— Start —

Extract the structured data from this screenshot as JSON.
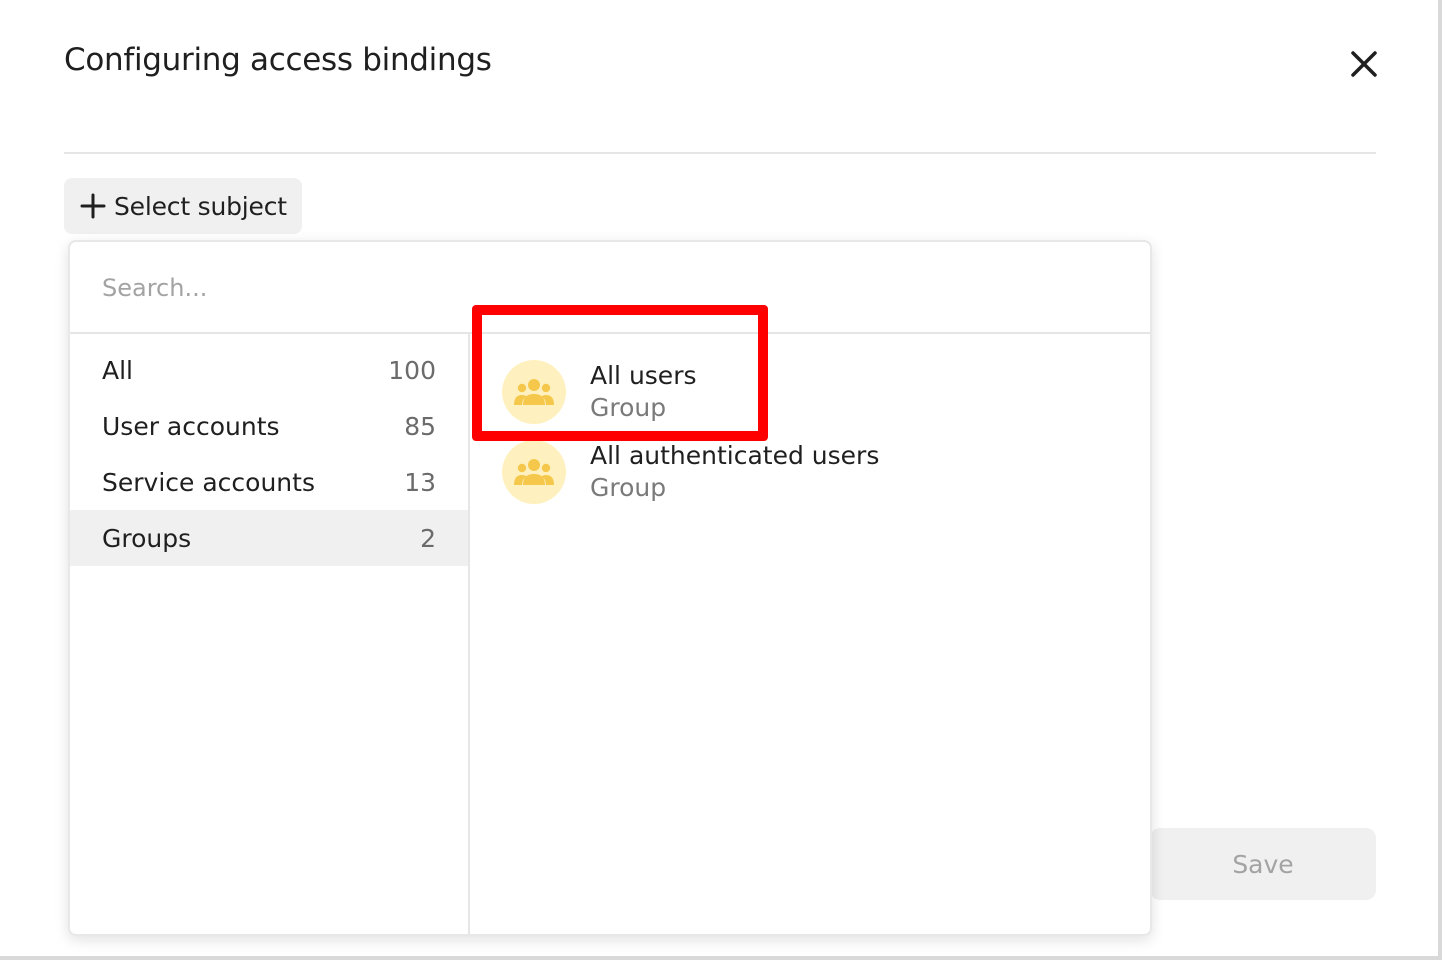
{
  "dialog": {
    "title": "Configuring access bindings",
    "close_icon": "close-icon",
    "select_subject_label": "Select subject",
    "save_label": "Save"
  },
  "popup": {
    "search_placeholder": "Search...",
    "categories": [
      {
        "label": "All",
        "count": "100"
      },
      {
        "label": "User accounts",
        "count": "85"
      },
      {
        "label": "Service accounts",
        "count": "13"
      },
      {
        "label": "Groups",
        "count": "2",
        "selected": true
      }
    ],
    "results": [
      {
        "name": "All users",
        "type": "Group",
        "icon": "group-icon"
      },
      {
        "name": "All authenticated users",
        "type": "Group",
        "icon": "group-icon"
      }
    ]
  },
  "colors": {
    "highlight": "#ff0000",
    "group_avatar_bg": "#fff1bf",
    "group_icon": "#f5c84c"
  }
}
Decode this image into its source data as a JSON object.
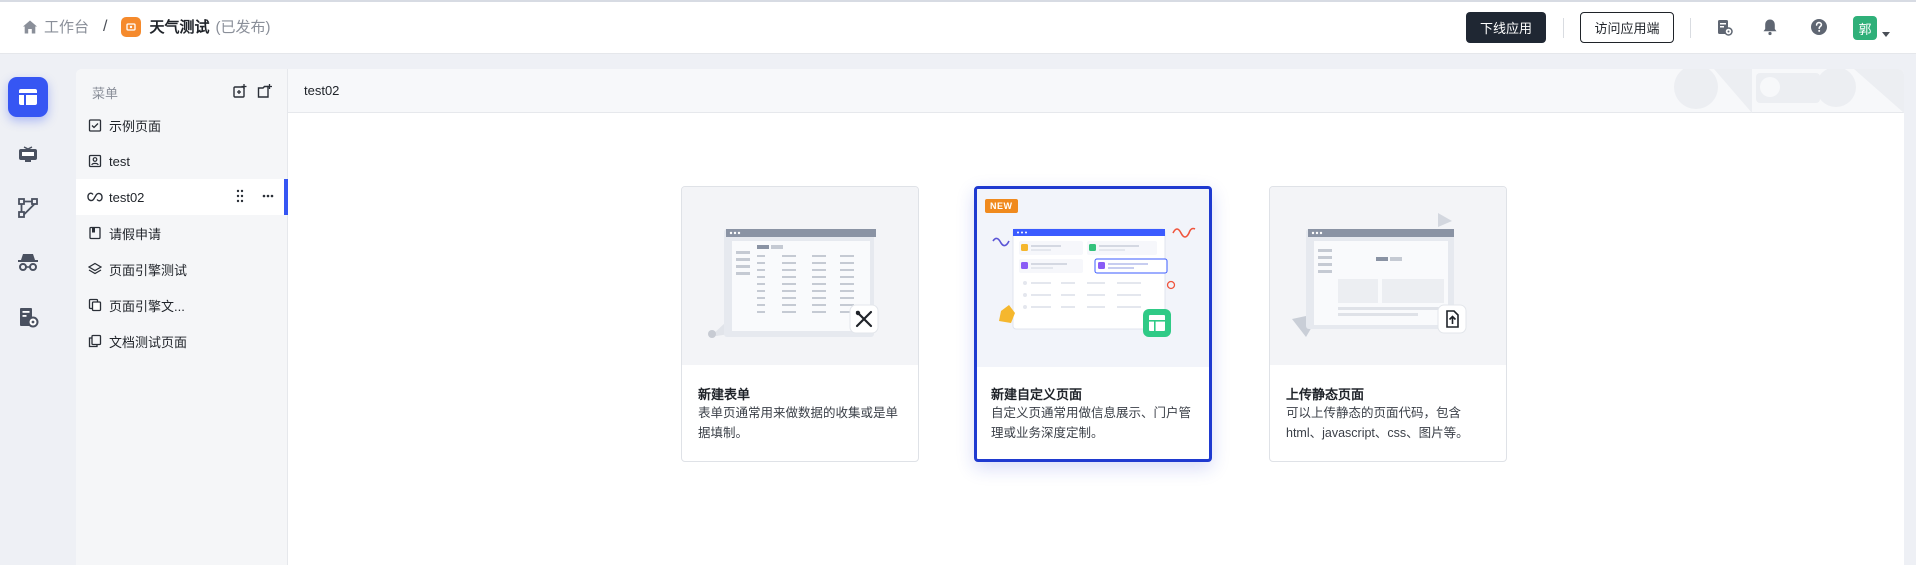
{
  "header": {
    "home_label": "工作台",
    "separator": "/",
    "app_name": "天气测试",
    "app_status": "(已发布)",
    "offline_button": "下线应用",
    "visit_button": "访问应用端",
    "avatar_text": "郭"
  },
  "rail": {
    "items": [
      "pages-icon",
      "monitor-icon",
      "flow-icon",
      "spy-icon",
      "settings-doc-icon"
    ]
  },
  "menu": {
    "title": "菜单",
    "items": [
      {
        "label": "示例页面",
        "icon": "calendar-check-icon"
      },
      {
        "label": "test",
        "icon": "contact-card-icon"
      },
      {
        "label": "test02",
        "icon": "link-icon"
      },
      {
        "label": "请假申请",
        "icon": "notebook-icon"
      },
      {
        "label": "页面引擎测试",
        "icon": "layers-icon"
      },
      {
        "label": "页面引擎文...",
        "icon": "copy-pages-icon"
      },
      {
        "label": "文档测试页面",
        "icon": "duplicate-doc-icon"
      }
    ]
  },
  "content": {
    "title": "test02"
  },
  "cards": [
    {
      "title": "新建表单",
      "desc": "表单页通常用来做数据的收集或是单据填制。"
    },
    {
      "title": "新建自定义页面",
      "desc": "自定义页通常用做信息展示、门户管理或业务深度定制。",
      "badge": "NEW"
    },
    {
      "title": "上传静态页面",
      "desc": "可以上传静态的页面代码，包含html、javascript、css、图片等。"
    }
  ],
  "colors": {
    "accent": "#3656f3",
    "active_card_border": "#1f3ad0",
    "badge": "#f08a1e",
    "avatar": "#2fb079",
    "app_icon": "#f58a2c"
  }
}
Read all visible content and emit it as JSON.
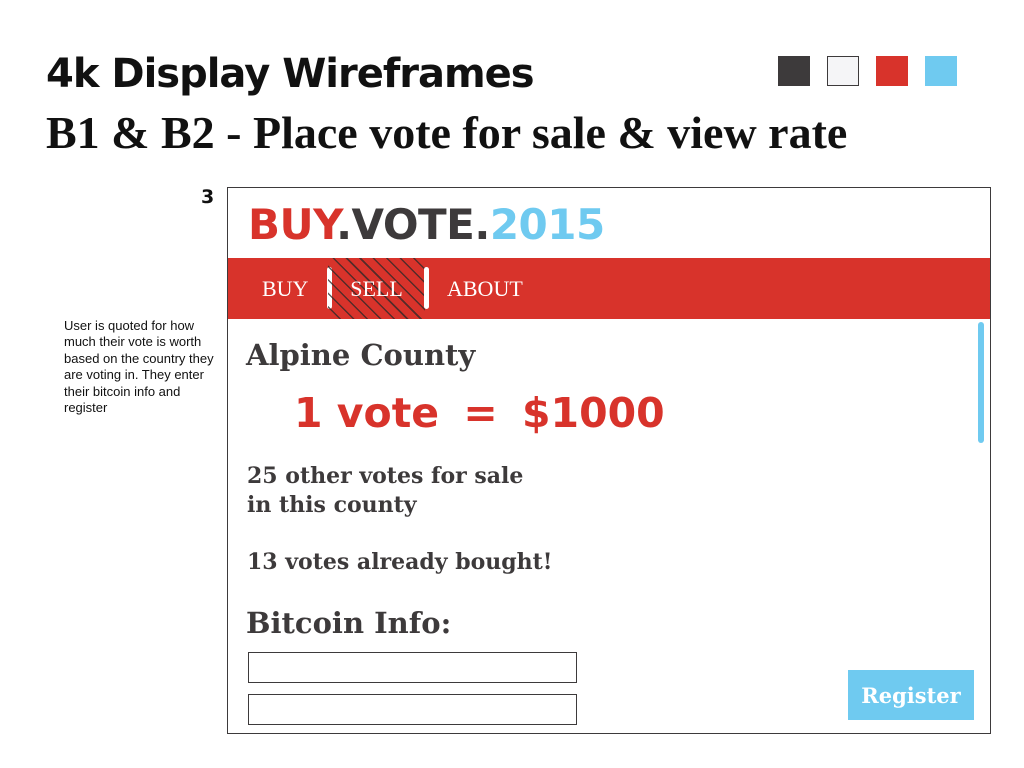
{
  "header": {
    "title": "4k Display Wireframes",
    "subtitle": "B1 & B2 - Place vote for sale & view rate"
  },
  "palette": [
    "#3d3a3b",
    "#f5f5f7",
    "#d8332b",
    "#6fcaf0"
  ],
  "screen": {
    "number": "3",
    "annotation": "User is quoted for how much their vote is worth based on the country they are voting in. They enter their bitcoin info and register"
  },
  "app": {
    "logo": {
      "part1": "BUY",
      "dot1": ".",
      "part2": "VOTE",
      "dot2": ".",
      "part3": "2015"
    },
    "nav": {
      "buy": "BUY",
      "sell": "SELL",
      "about": "ABOUT",
      "selected": "SELL"
    },
    "county": "Alpine County",
    "rate": {
      "left": "1 vote",
      "equals": "=",
      "right": "$1000"
    },
    "stats": {
      "for_sale_line1": "25 other votes for sale",
      "for_sale_line2": "in this county",
      "bought": "13 votes already bought!"
    },
    "bitcoin": {
      "label": "Bitcoin Info:",
      "field1_value": "",
      "field2_value": ""
    },
    "register_label": "Register"
  },
  "colors": {
    "dark": "#3d3a3b",
    "red": "#d8332b",
    "blue": "#6fcaf0",
    "white": "#ffffff"
  }
}
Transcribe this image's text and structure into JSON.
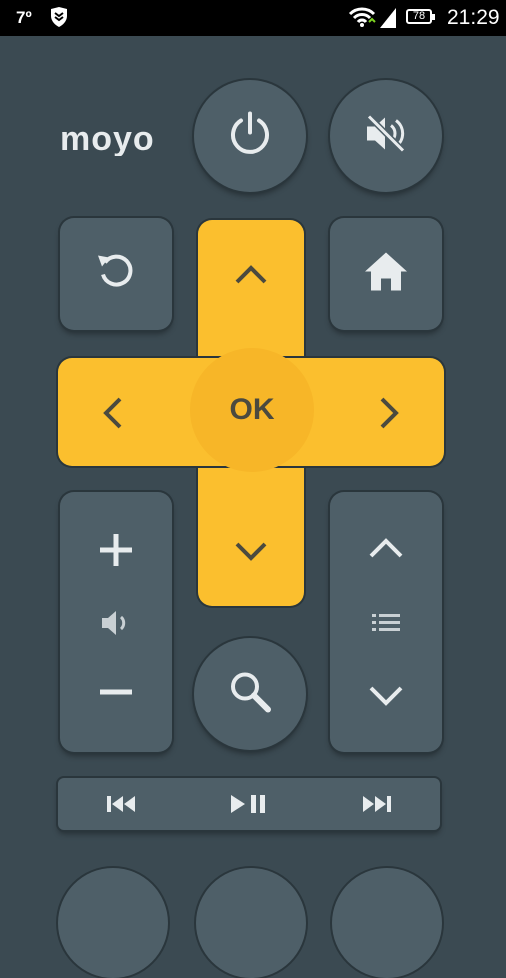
{
  "status_bar": {
    "temperature": "7º",
    "battery": "78",
    "time": "21:29",
    "icons": [
      "shield-icon",
      "wifi-icon",
      "signal-icon",
      "battery-icon"
    ]
  },
  "brand": {
    "logo_text": "moyo"
  },
  "buttons": {
    "power": "power-icon",
    "mute": "volume-mute-icon",
    "back": "replay-icon",
    "home": "home-icon",
    "search": "search-icon"
  },
  "dpad": {
    "ok_label": "OK",
    "up": "chevron-up-icon",
    "down": "chevron-down-icon",
    "left": "chevron-left-icon",
    "right": "chevron-right-icon"
  },
  "volume": {
    "plus": "plus-icon",
    "speaker": "volume-icon",
    "minus": "minus-icon"
  },
  "channel": {
    "up": "chevron-up-icon",
    "list": "list-icon",
    "down": "chevron-down-icon"
  },
  "media": [
    "rewind-icon",
    "play-pause-icon",
    "fast-forward-icon"
  ],
  "colors": {
    "background": "#3b4a52",
    "button": "#4e5f68",
    "accent": "#fbbf2e",
    "icon": "#e8ecee"
  }
}
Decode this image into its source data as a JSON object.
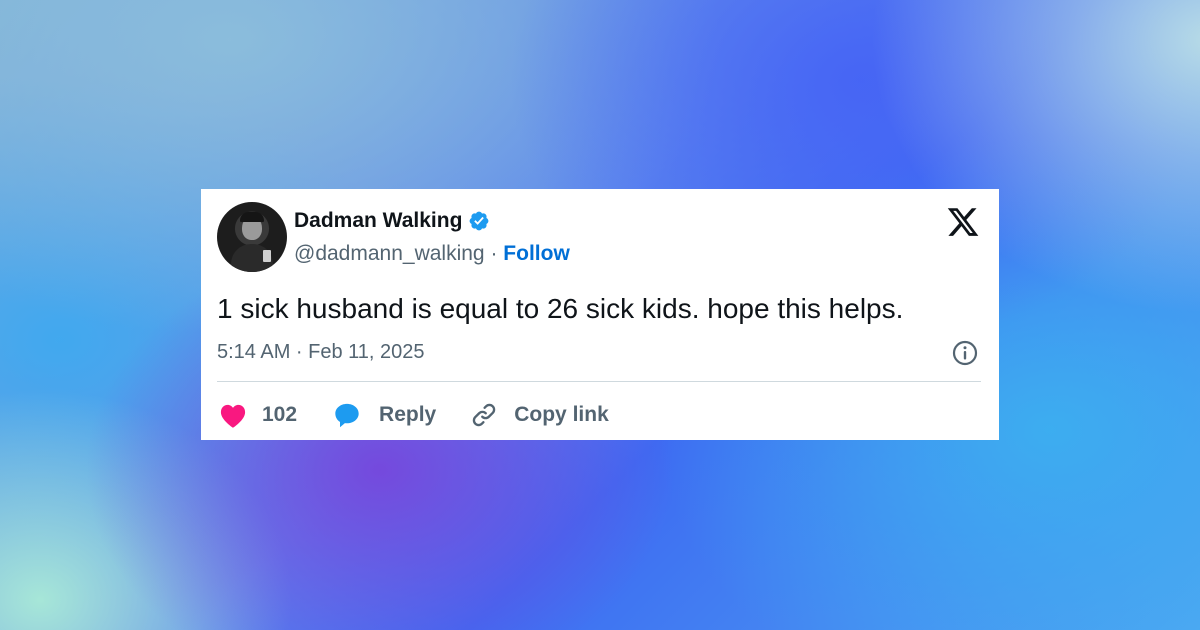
{
  "author": {
    "display_name": "Dadman Walking",
    "handle": "@dadmann_walking",
    "separator": "·",
    "follow_label": "Follow",
    "verified": true
  },
  "tweet": {
    "text": "1 sick husband is equal to 26 sick kids. hope this helps.",
    "timestamp": "5:14 AM · Feb 11, 2025"
  },
  "actions": {
    "likes_count": "102",
    "reply_label": "Reply",
    "copy_link_label": "Copy link"
  },
  "icons": {
    "platform_logo": "x-logo-icon",
    "verified": "verified-badge-icon",
    "info": "info-icon",
    "like": "heart-icon",
    "reply": "speech-bubble-icon",
    "copy": "link-icon"
  },
  "colors": {
    "like": "#f91880",
    "reply": "#1d9bf0",
    "follow": "#006fd6",
    "verified": "#1d9bf0",
    "text_primary": "#0f1419",
    "text_secondary": "#536471"
  }
}
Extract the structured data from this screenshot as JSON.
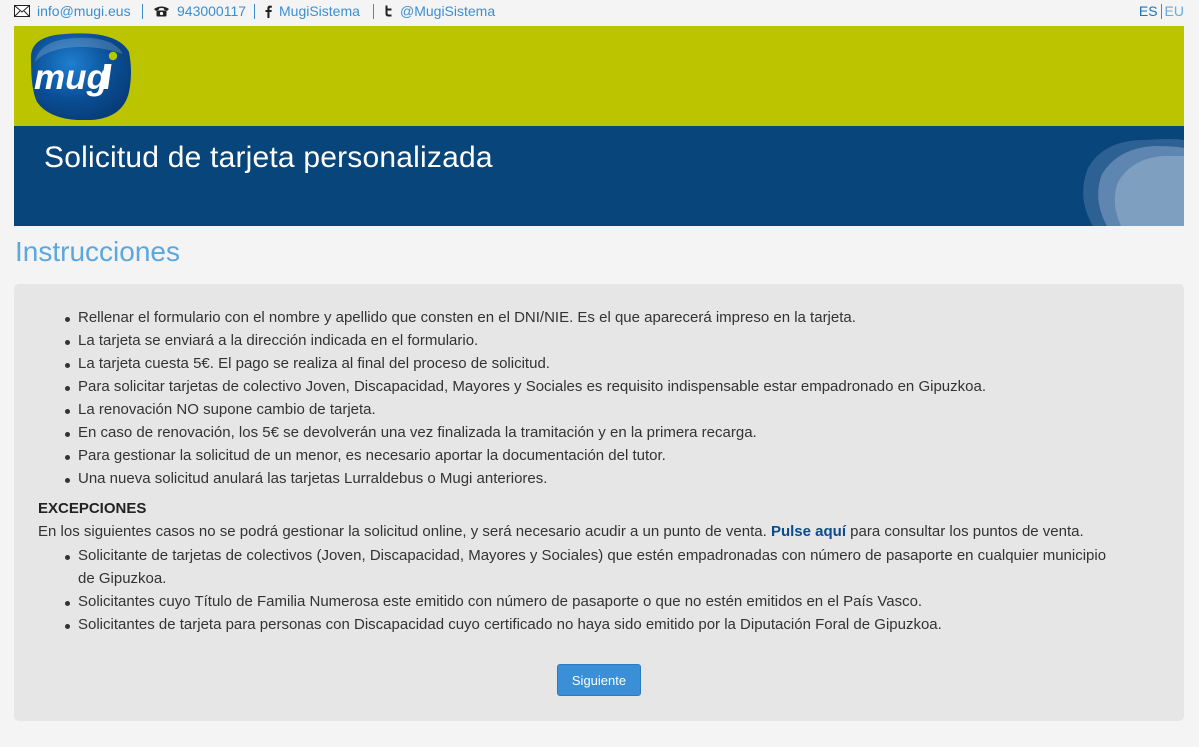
{
  "topbar": {
    "email": "info@mugi.eus",
    "phone": "943000117",
    "facebook": "MugiSistema",
    "twitter": "@MugiSistema",
    "lang_es": "ES",
    "lang_eu": "EU"
  },
  "logo": {
    "text": "mugi"
  },
  "banner": {
    "title": "Solicitud de tarjeta personalizada"
  },
  "instructions": {
    "title": "Instrucciones",
    "items": [
      "Rellenar el formulario con el nombre y apellido que consten en el DNI/NIE. Es el que aparecerá impreso en la tarjeta.",
      "La tarjeta se enviará a la dirección indicada en el formulario.",
      "La tarjeta cuesta 5€. El pago se realiza al final del proceso de solicitud.",
      "Para solicitar tarjetas de colectivo Joven, Discapacidad, Mayores y Sociales es requisito indispensable estar empadronado en Gipuzkoa.",
      "La renovación NO supone cambio de tarjeta.",
      "En caso de renovación, los 5€ se devolverán una vez finalizada la tramitación y en la primera recarga.",
      "Para gestionar la solicitud de un menor, es necesario aportar la documentación del tutor.",
      "Una nueva solicitud anulará las tarjetas Lurraldebus o Mugi anteriores."
    ]
  },
  "exceptions": {
    "title": "EXCEPCIONES",
    "text_before": "En los siguientes casos no se podrá gestionar la solicitud online, y será necesario acudir a un punto de venta.",
    "link": "Pulse aquí",
    "text_after": "para consultar los puntos de venta.",
    "items": [
      "Solicitante de tarjetas de colectivos (Joven, Discapacidad, Mayores y Sociales) que estén empadronadas con número de pasaporte en cualquier municipio de Gipuzkoa.",
      "Solicitantes cuyo Título de Familia Numerosa este emitido con número de pasaporte o que no estén emitidos en el País Vasco.",
      "Solicitantes de tarjeta para personas con Discapacidad cuyo certificado no haya sido emitido por la Diputación Foral de Gipuzkoa."
    ]
  },
  "button": {
    "next": "Siguiente"
  },
  "colors": {
    "header_green": "#bcc400",
    "banner_blue": "#07457a",
    "accent_blue": "#3a8fd6",
    "link_blue": "#0b4c8c",
    "title_blue": "#5ba7de"
  }
}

— End —

TASK TO CARRY OUT >> Locate the word "renovación" in the records above, and return each line that has it.

SOLUTION TO THE PROBLEM >>
      "La renovación NO supone cambio de tarjeta.",
      "En caso de renovación, los 5€ se devolverán una vez finalizada la tramitación y en la primera recarga.",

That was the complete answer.